[Rows from a figure dataset]
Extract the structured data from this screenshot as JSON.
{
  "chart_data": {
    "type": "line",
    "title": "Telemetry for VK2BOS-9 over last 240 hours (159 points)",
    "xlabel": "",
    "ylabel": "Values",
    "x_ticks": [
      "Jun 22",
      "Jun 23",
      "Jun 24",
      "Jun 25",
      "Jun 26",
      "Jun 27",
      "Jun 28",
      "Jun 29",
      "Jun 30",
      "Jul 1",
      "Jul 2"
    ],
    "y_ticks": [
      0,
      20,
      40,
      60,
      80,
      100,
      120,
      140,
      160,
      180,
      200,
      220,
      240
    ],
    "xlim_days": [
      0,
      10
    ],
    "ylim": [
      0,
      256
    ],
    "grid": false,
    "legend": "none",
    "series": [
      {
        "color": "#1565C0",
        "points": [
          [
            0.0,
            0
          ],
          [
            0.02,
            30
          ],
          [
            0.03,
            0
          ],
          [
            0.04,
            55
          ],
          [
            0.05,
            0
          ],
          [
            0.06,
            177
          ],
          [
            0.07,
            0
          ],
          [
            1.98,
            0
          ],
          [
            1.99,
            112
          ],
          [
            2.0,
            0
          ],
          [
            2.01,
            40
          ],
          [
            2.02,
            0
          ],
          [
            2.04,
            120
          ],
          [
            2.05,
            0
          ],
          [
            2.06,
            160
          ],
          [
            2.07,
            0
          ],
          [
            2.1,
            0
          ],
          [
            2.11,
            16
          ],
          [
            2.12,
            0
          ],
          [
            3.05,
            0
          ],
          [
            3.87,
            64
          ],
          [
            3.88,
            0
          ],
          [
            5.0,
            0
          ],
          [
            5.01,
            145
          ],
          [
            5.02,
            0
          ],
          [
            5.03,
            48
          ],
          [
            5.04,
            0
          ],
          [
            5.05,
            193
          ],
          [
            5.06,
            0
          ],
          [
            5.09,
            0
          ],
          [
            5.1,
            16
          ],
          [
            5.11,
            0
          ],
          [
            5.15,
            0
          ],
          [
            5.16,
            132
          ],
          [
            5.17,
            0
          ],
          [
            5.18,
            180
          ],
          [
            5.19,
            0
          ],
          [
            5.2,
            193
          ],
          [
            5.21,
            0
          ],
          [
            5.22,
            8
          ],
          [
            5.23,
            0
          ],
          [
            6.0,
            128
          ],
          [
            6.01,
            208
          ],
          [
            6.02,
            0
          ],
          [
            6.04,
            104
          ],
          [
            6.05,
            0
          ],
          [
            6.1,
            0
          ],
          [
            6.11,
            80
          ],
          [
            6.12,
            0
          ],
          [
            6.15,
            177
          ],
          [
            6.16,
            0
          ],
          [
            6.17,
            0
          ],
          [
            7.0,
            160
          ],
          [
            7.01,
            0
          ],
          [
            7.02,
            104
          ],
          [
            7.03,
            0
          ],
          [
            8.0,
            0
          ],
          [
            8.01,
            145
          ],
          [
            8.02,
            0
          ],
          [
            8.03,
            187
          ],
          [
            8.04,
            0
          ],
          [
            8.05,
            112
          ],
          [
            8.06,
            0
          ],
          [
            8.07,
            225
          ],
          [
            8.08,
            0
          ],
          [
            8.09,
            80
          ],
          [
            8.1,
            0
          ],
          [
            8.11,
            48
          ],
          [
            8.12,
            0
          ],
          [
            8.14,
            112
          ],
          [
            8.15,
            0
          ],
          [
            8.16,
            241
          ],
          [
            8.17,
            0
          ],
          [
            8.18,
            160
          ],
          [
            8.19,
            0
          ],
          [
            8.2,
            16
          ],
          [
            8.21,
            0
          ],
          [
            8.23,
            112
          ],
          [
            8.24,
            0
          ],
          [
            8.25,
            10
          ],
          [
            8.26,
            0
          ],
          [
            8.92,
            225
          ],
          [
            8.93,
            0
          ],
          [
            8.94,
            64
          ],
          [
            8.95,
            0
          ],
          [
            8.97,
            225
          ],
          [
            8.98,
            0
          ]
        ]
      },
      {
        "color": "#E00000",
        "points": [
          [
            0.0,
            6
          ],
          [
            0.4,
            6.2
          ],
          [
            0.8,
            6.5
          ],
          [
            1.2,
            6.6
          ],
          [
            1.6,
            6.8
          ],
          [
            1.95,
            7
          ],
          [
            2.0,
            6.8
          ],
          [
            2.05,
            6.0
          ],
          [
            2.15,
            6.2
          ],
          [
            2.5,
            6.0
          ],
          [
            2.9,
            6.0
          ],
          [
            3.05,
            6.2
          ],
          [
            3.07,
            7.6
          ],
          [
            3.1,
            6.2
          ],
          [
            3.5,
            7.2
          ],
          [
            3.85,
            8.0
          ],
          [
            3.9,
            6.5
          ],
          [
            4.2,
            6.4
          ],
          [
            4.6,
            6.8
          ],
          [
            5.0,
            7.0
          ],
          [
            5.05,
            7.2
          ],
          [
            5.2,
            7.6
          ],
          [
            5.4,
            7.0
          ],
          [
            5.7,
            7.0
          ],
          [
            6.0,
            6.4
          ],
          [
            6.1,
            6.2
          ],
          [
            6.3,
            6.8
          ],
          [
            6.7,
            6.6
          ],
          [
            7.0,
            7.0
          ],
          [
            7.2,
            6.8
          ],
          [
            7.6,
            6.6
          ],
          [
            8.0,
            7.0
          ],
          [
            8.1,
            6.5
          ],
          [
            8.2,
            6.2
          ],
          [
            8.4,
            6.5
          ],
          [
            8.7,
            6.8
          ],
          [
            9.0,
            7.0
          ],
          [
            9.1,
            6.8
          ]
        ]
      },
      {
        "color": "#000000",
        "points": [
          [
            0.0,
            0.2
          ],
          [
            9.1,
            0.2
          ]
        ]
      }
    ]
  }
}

TASK INSTRUCTIONS. Would you give the material above again, complete and exact?

CORRECT OUTPUT.
Extract the structured data from this screenshot as JSON.
{
  "chart_data": {
    "type": "line",
    "title": "Telemetry for VK2BOS-9 over last 240 hours (159 points)",
    "xlabel": "",
    "ylabel": "Values",
    "x_ticks": [
      "Jun 22",
      "Jun 23",
      "Jun 24",
      "Jun 25",
      "Jun 26",
      "Jun 27",
      "Jun 28",
      "Jun 29",
      "Jun 30",
      "Jul 1",
      "Jul 2"
    ],
    "y_ticks": [
      0,
      20,
      40,
      60,
      80,
      100,
      120,
      140,
      160,
      180,
      200,
      220,
      240
    ],
    "xlim_days": [
      0,
      10
    ],
    "ylim": [
      0,
      256
    ],
    "grid": false,
    "legend": "none",
    "series": [
      {
        "color": "#1565C0",
        "points": [
          [
            0.0,
            0
          ],
          [
            0.02,
            30
          ],
          [
            0.03,
            0
          ],
          [
            0.04,
            55
          ],
          [
            0.05,
            0
          ],
          [
            0.06,
            177
          ],
          [
            0.07,
            0
          ],
          [
            1.98,
            0
          ],
          [
            1.99,
            112
          ],
          [
            2.0,
            0
          ],
          [
            2.01,
            40
          ],
          [
            2.02,
            0
          ],
          [
            2.04,
            120
          ],
          [
            2.05,
            0
          ],
          [
            2.06,
            160
          ],
          [
            2.07,
            0
          ],
          [
            2.1,
            0
          ],
          [
            2.11,
            16
          ],
          [
            2.12,
            0
          ],
          [
            3.05,
            0
          ],
          [
            3.87,
            64
          ],
          [
            3.88,
            0
          ],
          [
            5.0,
            0
          ],
          [
            5.01,
            145
          ],
          [
            5.02,
            0
          ],
          [
            5.03,
            48
          ],
          [
            5.04,
            0
          ],
          [
            5.05,
            193
          ],
          [
            5.06,
            0
          ],
          [
            5.09,
            0
          ],
          [
            5.1,
            16
          ],
          [
            5.11,
            0
          ],
          [
            5.15,
            0
          ],
          [
            5.16,
            132
          ],
          [
            5.17,
            0
          ],
          [
            5.18,
            180
          ],
          [
            5.19,
            0
          ],
          [
            5.2,
            193
          ],
          [
            5.21,
            0
          ],
          [
            5.22,
            8
          ],
          [
            5.23,
            0
          ],
          [
            6.0,
            128
          ],
          [
            6.01,
            208
          ],
          [
            6.02,
            0
          ],
          [
            6.04,
            104
          ],
          [
            6.05,
            0
          ],
          [
            6.1,
            0
          ],
          [
            6.11,
            80
          ],
          [
            6.12,
            0
          ],
          [
            6.15,
            177
          ],
          [
            6.16,
            0
          ],
          [
            6.17,
            0
          ],
          [
            7.0,
            160
          ],
          [
            7.01,
            0
          ],
          [
            7.02,
            104
          ],
          [
            7.03,
            0
          ],
          [
            8.0,
            0
          ],
          [
            8.01,
            145
          ],
          [
            8.02,
            0
          ],
          [
            8.03,
            187
          ],
          [
            8.04,
            0
          ],
          [
            8.05,
            112
          ],
          [
            8.06,
            0
          ],
          [
            8.07,
            225
          ],
          [
            8.08,
            0
          ],
          [
            8.09,
            80
          ],
          [
            8.1,
            0
          ],
          [
            8.11,
            48
          ],
          [
            8.12,
            0
          ],
          [
            8.14,
            112
          ],
          [
            8.15,
            0
          ],
          [
            8.16,
            241
          ],
          [
            8.17,
            0
          ],
          [
            8.18,
            160
          ],
          [
            8.19,
            0
          ],
          [
            8.2,
            16
          ],
          [
            8.21,
            0
          ],
          [
            8.23,
            112
          ],
          [
            8.24,
            0
          ],
          [
            8.25,
            10
          ],
          [
            8.26,
            0
          ],
          [
            8.92,
            225
          ],
          [
            8.93,
            0
          ],
          [
            8.94,
            64
          ],
          [
            8.95,
            0
          ],
          [
            8.97,
            225
          ],
          [
            8.98,
            0
          ]
        ]
      },
      {
        "color": "#E00000",
        "points": [
          [
            0.0,
            6
          ],
          [
            0.4,
            6.2
          ],
          [
            0.8,
            6.5
          ],
          [
            1.2,
            6.6
          ],
          [
            1.6,
            6.8
          ],
          [
            1.95,
            7
          ],
          [
            2.0,
            6.8
          ],
          [
            2.05,
            6.0
          ],
          [
            2.15,
            6.2
          ],
          [
            2.5,
            6.0
          ],
          [
            2.9,
            6.0
          ],
          [
            3.05,
            6.2
          ],
          [
            3.07,
            7.6
          ],
          [
            3.1,
            6.2
          ],
          [
            3.5,
            7.2
          ],
          [
            3.85,
            8.0
          ],
          [
            3.9,
            6.5
          ],
          [
            4.2,
            6.4
          ],
          [
            4.6,
            6.8
          ],
          [
            5.0,
            7.0
          ],
          [
            5.05,
            7.2
          ],
          [
            5.2,
            7.6
          ],
          [
            5.4,
            7.0
          ],
          [
            5.7,
            7.0
          ],
          [
            6.0,
            6.4
          ],
          [
            6.1,
            6.2
          ],
          [
            6.3,
            6.8
          ],
          [
            6.7,
            6.6
          ],
          [
            7.0,
            7.0
          ],
          [
            7.2,
            6.8
          ],
          [
            7.6,
            6.6
          ],
          [
            8.0,
            7.0
          ],
          [
            8.1,
            6.5
          ],
          [
            8.2,
            6.2
          ],
          [
            8.4,
            6.5
          ],
          [
            8.7,
            6.8
          ],
          [
            9.0,
            7.0
          ],
          [
            9.1,
            6.8
          ]
        ]
      },
      {
        "color": "#000000",
        "points": [
          [
            0.0,
            0.2
          ],
          [
            9.1,
            0.2
          ]
        ]
      }
    ]
  }
}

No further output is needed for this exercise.